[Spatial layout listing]
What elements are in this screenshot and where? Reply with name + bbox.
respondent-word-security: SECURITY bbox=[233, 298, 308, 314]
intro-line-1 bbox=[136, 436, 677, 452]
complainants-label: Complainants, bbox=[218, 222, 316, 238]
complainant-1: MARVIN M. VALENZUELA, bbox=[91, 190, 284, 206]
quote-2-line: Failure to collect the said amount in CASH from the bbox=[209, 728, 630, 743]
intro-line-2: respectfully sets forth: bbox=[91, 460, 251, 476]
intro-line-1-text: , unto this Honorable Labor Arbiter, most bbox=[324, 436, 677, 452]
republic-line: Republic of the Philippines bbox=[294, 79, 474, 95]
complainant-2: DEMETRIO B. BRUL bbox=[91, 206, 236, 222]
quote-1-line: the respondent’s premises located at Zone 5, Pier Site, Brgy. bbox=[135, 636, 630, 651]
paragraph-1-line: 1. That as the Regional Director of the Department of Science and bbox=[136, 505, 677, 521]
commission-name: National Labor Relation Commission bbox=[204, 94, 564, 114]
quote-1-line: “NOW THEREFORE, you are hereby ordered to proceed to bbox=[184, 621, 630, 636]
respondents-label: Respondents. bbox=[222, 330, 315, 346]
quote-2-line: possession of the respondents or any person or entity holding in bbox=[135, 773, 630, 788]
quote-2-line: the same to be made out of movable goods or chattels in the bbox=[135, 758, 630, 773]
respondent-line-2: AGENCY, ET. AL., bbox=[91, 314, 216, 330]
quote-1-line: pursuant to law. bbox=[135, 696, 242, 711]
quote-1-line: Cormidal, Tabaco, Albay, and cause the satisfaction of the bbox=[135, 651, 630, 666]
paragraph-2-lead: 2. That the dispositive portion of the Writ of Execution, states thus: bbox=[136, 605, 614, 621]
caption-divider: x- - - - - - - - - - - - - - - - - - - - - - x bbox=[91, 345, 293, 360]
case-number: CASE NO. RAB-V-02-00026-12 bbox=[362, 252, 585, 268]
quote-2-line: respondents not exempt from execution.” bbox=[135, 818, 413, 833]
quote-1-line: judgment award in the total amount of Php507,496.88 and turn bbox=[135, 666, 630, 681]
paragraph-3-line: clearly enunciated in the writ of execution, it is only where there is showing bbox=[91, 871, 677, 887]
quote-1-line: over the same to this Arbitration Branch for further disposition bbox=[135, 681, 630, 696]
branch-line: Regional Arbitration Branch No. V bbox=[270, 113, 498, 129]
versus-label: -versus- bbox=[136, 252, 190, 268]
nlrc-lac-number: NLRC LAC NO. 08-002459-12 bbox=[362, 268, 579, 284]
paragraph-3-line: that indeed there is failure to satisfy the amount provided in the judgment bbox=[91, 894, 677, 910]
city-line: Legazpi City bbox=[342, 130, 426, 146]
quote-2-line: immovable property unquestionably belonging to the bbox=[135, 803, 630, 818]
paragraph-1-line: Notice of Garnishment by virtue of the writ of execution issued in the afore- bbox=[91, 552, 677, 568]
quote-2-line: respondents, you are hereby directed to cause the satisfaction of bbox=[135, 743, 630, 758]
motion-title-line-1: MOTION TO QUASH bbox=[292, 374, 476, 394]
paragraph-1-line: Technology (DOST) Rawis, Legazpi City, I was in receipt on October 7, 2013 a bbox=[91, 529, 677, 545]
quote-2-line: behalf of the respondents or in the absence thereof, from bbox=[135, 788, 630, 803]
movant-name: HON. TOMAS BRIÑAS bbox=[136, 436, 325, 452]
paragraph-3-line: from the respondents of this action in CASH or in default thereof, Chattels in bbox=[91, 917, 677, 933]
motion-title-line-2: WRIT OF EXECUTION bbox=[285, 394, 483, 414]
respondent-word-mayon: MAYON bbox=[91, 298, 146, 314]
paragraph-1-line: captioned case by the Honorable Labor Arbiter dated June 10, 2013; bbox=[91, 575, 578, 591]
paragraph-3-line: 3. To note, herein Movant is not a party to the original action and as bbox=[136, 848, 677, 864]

- **Exercise**: Render each line of the listing as a string in a JSON list, one entry per line, leaving out blank lines.

- **Solution**:
[
  "What elements are in this screenshot and where? Reply with name + bbox.",
  "respondent-word-security: SECURITY bbox=[233, 298, 308, 314]",
  "intro-line-1 bbox=[136, 436, 677, 452]",
  "complainants-label: Complainants, bbox=[218, 222, 316, 238]",
  "complainant-1: MARVIN M. VALENZUELA, bbox=[91, 190, 284, 206]",
  "quote-2-line: Failure to collect the said amount in CASH from the bbox=[209, 728, 630, 743]",
  "intro-line-2: respectfully sets forth: bbox=[91, 460, 251, 476]",
  "intro-line-1-text: , unto this Honorable Labor Arbiter, most bbox=[324, 436, 677, 452]",
  "republic-line: Republic of the Philippines bbox=[294, 79, 474, 95]",
  "complainant-2: DEMETRIO B. BRUL bbox=[91, 206, 236, 222]",
  "quote-1-line: the respondent’s premises located at Zone 5, Pier Site, Brgy. bbox=[135, 636, 630, 651]",
  "paragraph-1-line: 1. That as the Regional Director of the Department of Science and bbox=[136, 505, 677, 521]",
  "commission-name: National Labor Relation Commission bbox=[204, 94, 564, 114]",
  "quote-1-line: “NOW THEREFORE, you are hereby ordered to proceed to bbox=[184, 621, 630, 636]",
  "respondents-label: Respondents. bbox=[222, 330, 315, 346]",
  "quote-2-line: possession of the respondents or any person or entity holding in bbox=[135, 773, 630, 788]",
  "quote-2-line: the same to be made out of movable goods or chattels in the bbox=[135, 758, 630, 773]",
  "respondent-line-2: AGENCY, ET. AL., bbox=[91, 314, 216, 330]",
  "quote-1-line: pursuant to law. bbox=[135, 696, 242, 711]",
  "quote-1-line: Cormidal, Tabaco, Albay, and cause the satisfaction of the bbox=[135, 651, 630, 666]",
  "paragraph-2-lead: 2. That the dispositive portion of the Writ of Execution, states thus: bbox=[136, 605, 614, 621]",
  "caption-divider: x- - - - - - - - - - - - - - - - - - - - - - x bbox=[91, 345, 293, 360]",
  "case-number: CASE NO. RAB-V-02-00026-12 bbox=[362, 252, 585, 268]",
  "quote-2-line: respondents not exempt from execution.” bbox=[135, 818, 413, 833]",
  "quote-1-line: judgment award in the total amount of Php507,496.88 and turn bbox=[135, 666, 630, 681]",
  "paragraph-3-line: clearly enunciated in the writ of execution, it is only where there is showing bbox=[91, 871, 677, 887]",
  "quote-1-line: over the same to this Arbitration Branch for further disposition bbox=[135, 681, 630, 696]",
  "branch-line: Regional Arbitration Branch No. V bbox=[270, 113, 498, 129]",
  "versus-label: -versus- bbox=[136, 252, 190, 268]",
  "nlrc-lac-number: NLRC LAC NO. 08-002459-12 bbox=[362, 268, 579, 284]",
  "paragraph-3-line: that indeed there is failure to satisfy the amount provided in the judgment bbox=[91, 894, 677, 910]",
  "city-line: Legazpi City bbox=[342, 130, 426, 146]",
  "quote-2-line: immovable property unquestionably belonging to the bbox=[135, 803, 630, 818]",
  "paragraph-1-line: Notice of Garnishment by virtue of the writ of execution issued in the afore- bbox=[91, 552, 677, 568]",
  "quote-2-line: respondents, you are hereby directed to cause the satisfaction of bbox=[135, 743, 630, 758]",
  "motion-title-line-1: MOTION TO QUASH bbox=[292, 374, 476, 394]",
  "paragraph-1-line: Technology (DOST) Rawis, Legazpi City, I was in receipt on October 7, 2013 a bbox=[91, 529, 677, 545]",
  "quote-2-line: behalf of the respondents or in the absence thereof, from bbox=[135, 788, 630, 803]",
  "movant-name: HON. TOMAS BRIÑAS bbox=[136, 436, 325, 452]",
  "paragraph-3-line: from the respondents of this action in CASH or in default thereof, Chattels in bbox=[91, 917, 677, 933]",
  "motion-title-line-2: WRIT OF EXECUTION bbox=[285, 394, 483, 414]",
  "respondent-word-mayon: MAYON bbox=[91, 298, 146, 314]",
  "paragraph-1-line: captioned case by the Honorable Labor Arbiter dated June 10, 2013; bbox=[91, 575, 578, 591]",
  "paragraph-3-line: 3. To note, herein Movant is not a party to the original action and as bbox=[136, 848, 677, 864]"
]